** start of Given text **

I dedicate my Gérard Rubaud Miche to MC.

(I wish that it could be transported across the Pacific Ocean to reach the other shore.)

 

It was one of those soulful Van Morrison nights.  The music in my tea room could not be any louder; any louder, the gods of silent teapots would have protested.  John Donne was in the air.  Van Morrison, my muse, dreamt of this miche for me.... 

 

               

 

                                                                                                   

 

I have neglected my teapots for the longest time now.  They have not been polished for ... dare I reveal ... a year?  Sounds criminal.  Just as well, with all that flour coming out of the surface of the miche, do I need to bother dusting my teapot stands?

 

Gérard Rubaud starter (re-sized to 2% of his formula as recounted HERE in MC's blog; my figures are for a final dough yield of 1.9 kg, you are welcome to half my quantity again)

First build

  • 6 g ripe stiff starter (at this quantity, any starter you've got going is fine, preferably not liquid starter)
  • 8 g water
  • 14 g flour (2 g WW, 1 g spelt, 1 g rye, and 10 g plain flour)

Note: Gérard Rubaud's starter hydration averages 55.5%.  The main thrust of his starter is three refreshes and built with the same flour compositions as for his final dough; ie. 30% whole grains flours (60% wheat, 30% spelt, and 10% rye) and 70% all-purpose flour.

At 30 degree C, this build took 10 1/2 hours for me (overnight temperature might have dropped to 24 - 25 degree C in my kitchen).

Second build

  • 28 g starter (from the first build above)
  • 16 g water
  • 30 g flour (5 g WW, 3 g spelt, 1 g rye, and 21 g plain flour)

At 30 degree C, this build took 6 hours for me..

Third build

  • 74 g starter (from the second build above)
  • 56 g water
  • 100 g flour (18 g WW, 9 g spelt, 3 g rye, and 70 g plain)

** end of Given text **

**Job a**: Retype the records from the first line through the line containing "Text: H: H [134, 146, 142, 156]".
The text and the records below it are unrelated material.

** start of Exercise input **

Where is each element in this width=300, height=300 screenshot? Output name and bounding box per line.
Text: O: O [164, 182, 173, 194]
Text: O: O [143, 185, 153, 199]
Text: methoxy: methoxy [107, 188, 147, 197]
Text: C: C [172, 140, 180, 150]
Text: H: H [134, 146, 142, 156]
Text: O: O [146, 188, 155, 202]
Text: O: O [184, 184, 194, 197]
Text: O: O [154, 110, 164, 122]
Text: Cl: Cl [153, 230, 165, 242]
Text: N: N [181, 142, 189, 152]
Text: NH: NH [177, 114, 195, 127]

** end of Exercise input **

**Job b**: Summarize the text about the Gérard Rubaud miche in two sentences.

**Written solution a**:
Where is each element in this width=300, height=300 screenshot? Output name and bounding box per line.
Text: O: O [164, 182, 173, 194]
Text: O: O [143, 185, 153, 199]
Text: methoxy: methoxy [107, 188, 147, 197]
Text: C: C [172, 140, 180, 150]
Text: H: H [134, 146, 142, 156]

**Written solution b**: The writer dedicates a Gérard Rubaud miche to MC and admits that the teapots have gone unpolished for perhaps a year. The recipe resizes Rubaud's starter to 2% of his formula for a 1.9 kg dough and builds it in three refreshes of whole-grain and plain flours, with the first build taking 10 1/2 hours and the second 6 hours at 30 degrees C.